§ The problem
Write out all the material exactly. Leave nothing out.

Stored records
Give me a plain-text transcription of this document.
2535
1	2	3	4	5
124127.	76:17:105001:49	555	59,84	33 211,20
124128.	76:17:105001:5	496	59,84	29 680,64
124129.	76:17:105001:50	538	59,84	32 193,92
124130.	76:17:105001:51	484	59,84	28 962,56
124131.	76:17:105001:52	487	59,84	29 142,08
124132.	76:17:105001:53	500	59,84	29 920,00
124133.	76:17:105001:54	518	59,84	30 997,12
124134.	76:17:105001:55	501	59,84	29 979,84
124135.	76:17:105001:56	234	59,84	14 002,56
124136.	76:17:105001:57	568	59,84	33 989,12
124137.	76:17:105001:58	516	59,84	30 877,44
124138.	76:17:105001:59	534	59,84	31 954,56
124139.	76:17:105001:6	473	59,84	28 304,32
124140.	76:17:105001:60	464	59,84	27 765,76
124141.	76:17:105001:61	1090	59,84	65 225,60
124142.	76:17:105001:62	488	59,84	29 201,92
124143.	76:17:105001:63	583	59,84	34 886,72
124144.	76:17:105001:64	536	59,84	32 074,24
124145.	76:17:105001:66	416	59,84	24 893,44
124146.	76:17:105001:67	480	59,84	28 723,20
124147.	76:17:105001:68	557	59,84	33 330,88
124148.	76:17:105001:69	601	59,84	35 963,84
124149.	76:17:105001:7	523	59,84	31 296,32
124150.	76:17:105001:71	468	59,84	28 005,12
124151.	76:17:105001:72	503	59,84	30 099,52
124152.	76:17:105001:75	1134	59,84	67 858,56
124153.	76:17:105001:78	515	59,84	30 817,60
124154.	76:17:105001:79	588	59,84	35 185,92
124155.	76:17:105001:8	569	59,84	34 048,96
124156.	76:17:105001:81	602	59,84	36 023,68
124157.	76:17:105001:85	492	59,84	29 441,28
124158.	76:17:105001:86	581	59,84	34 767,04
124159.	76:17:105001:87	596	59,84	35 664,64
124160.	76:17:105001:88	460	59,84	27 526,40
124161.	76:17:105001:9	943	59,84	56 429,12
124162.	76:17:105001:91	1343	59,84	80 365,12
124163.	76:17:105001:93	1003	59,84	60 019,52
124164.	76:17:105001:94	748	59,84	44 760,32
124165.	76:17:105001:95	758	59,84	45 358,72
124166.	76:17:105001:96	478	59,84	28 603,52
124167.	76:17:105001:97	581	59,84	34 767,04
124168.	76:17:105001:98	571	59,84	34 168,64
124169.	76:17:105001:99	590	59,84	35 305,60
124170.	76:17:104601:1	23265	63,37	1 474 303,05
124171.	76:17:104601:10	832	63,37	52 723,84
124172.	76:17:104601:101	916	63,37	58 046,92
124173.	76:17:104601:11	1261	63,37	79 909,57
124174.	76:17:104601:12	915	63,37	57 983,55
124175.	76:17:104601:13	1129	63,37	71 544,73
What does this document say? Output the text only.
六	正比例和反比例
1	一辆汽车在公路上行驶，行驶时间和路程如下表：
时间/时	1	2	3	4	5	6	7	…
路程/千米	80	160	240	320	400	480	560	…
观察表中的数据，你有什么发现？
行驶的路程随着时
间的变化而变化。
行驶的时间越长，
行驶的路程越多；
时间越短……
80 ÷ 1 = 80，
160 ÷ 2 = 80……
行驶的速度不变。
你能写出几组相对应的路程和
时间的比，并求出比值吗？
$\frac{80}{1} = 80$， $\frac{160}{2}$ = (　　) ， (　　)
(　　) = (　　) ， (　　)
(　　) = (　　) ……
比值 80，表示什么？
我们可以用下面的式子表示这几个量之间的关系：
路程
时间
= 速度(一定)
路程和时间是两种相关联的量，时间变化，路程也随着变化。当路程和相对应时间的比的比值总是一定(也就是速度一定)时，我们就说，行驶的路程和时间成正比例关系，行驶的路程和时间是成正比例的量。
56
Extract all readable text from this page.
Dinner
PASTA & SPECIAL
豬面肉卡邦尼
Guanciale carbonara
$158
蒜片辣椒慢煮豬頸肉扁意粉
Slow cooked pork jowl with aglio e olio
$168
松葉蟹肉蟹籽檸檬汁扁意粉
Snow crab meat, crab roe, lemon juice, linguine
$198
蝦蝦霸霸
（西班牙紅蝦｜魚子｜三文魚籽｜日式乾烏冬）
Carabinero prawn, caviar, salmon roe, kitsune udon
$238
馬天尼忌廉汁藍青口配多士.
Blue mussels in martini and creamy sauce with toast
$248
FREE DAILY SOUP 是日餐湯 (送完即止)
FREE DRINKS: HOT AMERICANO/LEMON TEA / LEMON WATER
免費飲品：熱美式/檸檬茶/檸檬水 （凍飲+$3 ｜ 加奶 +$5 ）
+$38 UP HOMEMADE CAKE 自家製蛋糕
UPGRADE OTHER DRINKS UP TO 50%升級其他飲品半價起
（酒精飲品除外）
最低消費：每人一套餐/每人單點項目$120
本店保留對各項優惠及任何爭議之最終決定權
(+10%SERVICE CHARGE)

§ Written solution
Give me a plain-text transcription of this document.
2535
1	2	3	4	5
124127.	76:17:105001:49	555	59,84	33 211,20
124128.	76:17:105001:5	496	59,84	29 680,64
124129.	76:17:105001:50	538	59,84	32 193,92
124130.	76:17:105001:51	484	59,84	28 962,56
124131.	76:17:105001:52	487	59,84	29 142,08
124132.	76:17:105001:53	500	59,84	29 920,00
124133.	76:17:105001:54	518	59,84	30 997,12
124134.	76:17:105001:55	501	59,84	29 979,84
124135.	76:17:105001:56	234	59,84	14 002,56
124136.	76:17:105001:57	568	59,84	33 989,12
124137.	76:17:105001:58	516	59,84	30 877,44
124138.	76:17:105001:59	534	59,84	31 954,56
124139.	76:17:105001:6	473	59,84	28 304,32
124140.	76:17:105001:60	464	59,84	27 765,76
124141.	76:17:105001:61	1090	59,84	65 225,60
124142.	76:17:105001:62	488	59,84	29 201,92
124143.	76:17:105001:63	583	59,84	34 886,72
124144.	76:17:105001:64	536	59,84	32 074,24
124145.	76:17:105001:66	416	59,84	24 893,44
124146.	76:17:105001:67	480	59,84	28 723,20
124147.	76:17:105001:68	557	59,84	33 330,88
124148.	76:17:105001:69	601	59,84	35 963,84
124149.	76:17:105001:7	523	59,84	31 296,32
124150.	76:17:105001:71	468	59,84	28 005,12
124151.	76:17:105001:72	503	59,84	30 099,52
124152.	76:17:105001:75	1134	59,84	67 858,56
124153.	76:17:105001:78	515	59,84	30 817,60
124154.	76:17:105001:79	588	59,84	35 185,92
124155.	76:17:105001:8	569	59,84	34 048,96
124156.	76:17:105001:81	602	59,84	36 023,68
124157.	76:17:105001:85	492	59,84	29 441,28
124158.	76:17:105001:86	581	59,84	34 767,04
124159.	76:17:105001:87	596	59,84	35 664,64
124160.	76:17:105001:88	460	59,84	27 526,40
124161.	76:17:105001:9	943	59,84	56 429,12
124162.	76:17:105001:91	1343	59,84	80 365,12
124163.	76:17:105001:93	1003	59,84	60 019,52
124164.	76:17:105001:94	748	59,84	44 760,32
124165.	76:17:105001:95	758	59,84	45 358,72
124166.	76:17:105001:96	478	59,84	28 603,52
124167.	76:17:105001:97	581	59,84	34 767,04
124168.	76:17:105001:98	571	59,84	34 168,64
124169.	76:17:105001:99	590	59,84	35 305,60
124170.	76:17:104601:1	23265	63,37	1 474 303,05
124171.	76:17:104601:10	832	63,37	52 723,84
124172.	76:17:104601:101	916	63,37	58 046,92
124173.	76:17:104601:11	1261	63,37	79 909,57
124174.	76:17:104601:12	915	63,37	57 983,55
124175.	76:17:104601:13	1129	63,37	71 544,73
What does this document say? Output the text only.
六	正比例和反比例
1	一辆汽车在公路上行驶，行驶时间和路程如下表：
时间/时	1	2	3	4	5	6	7	…
路程/千米	80	160	240	320	400	480	560	…
观察表中的数据，你有什么发现？
行驶的路程随着时
间的变化而变化。
行驶的时间越长，
行驶的路程越多；
时间越短……
80 ÷ 1 = 80，
160 ÷ 2 = 80……
行驶的速度不变。
你能写出几组相对应的路程和
时间的比，并求出比值吗？
$\frac{80}{1} = 80$， $\frac{160}{2}$ = (　　) ， (　　)
(　　) = (　　) ， (　　)
(　　) = (　　) ……
比值 80，表示什么？
我们可以用下面的式子表示这几个量之间的关系：
路程
时间
= 速度(一定)
路程和时间是两种相关联的量，时间变化，路程也随着变化。当路程和相对应时间的比的比值总是一定(也就是速度一定)时，我们就说，行驶的路程和时间成正比例关系，行驶的路程和时间是成正比例的量。
56
Extract all readable text from this page.
Dinner
PASTA & SPECIAL
豬面肉卡邦尼
Guanciale carbonara
$158
蒜片辣椒慢煮豬頸肉扁意粉
Slow cooked pork jowl with aglio e olio
$168
松葉蟹肉蟹籽檸檬汁扁意粉
Snow crab meat, crab roe, lemon juice, linguine
$198
蝦蝦霸霸
（西班牙紅蝦｜魚子｜三文魚籽｜日式乾烏冬）
Carabinero prawn, caviar, salmon roe, kitsune udon
$238
馬天尼忌廉汁藍青口配多士.
Blue mussels in martini and creamy sauce with toast
$248
FREE DAILY SOUP 是日餐湯 (送完即止)
FREE DRINKS: HOT AMERICANO/LEMON TEA / LEMON WATER
免費飲品：熱美式/檸檬茶/檸檬水 （凍飲+$3 ｜ 加奶 +$5 ）
+$38 UP HOMEMADE CAKE 自家製蛋糕
UPGRADE OTHER DRINKS UP TO 50%升級其他飲品半價起
（酒精飲品除外）
最低消費：每人一套餐/每人單點項目$120
本店保留對各項優惠及任何爭議之最終決定權
(+10%SERVICE CHARGE)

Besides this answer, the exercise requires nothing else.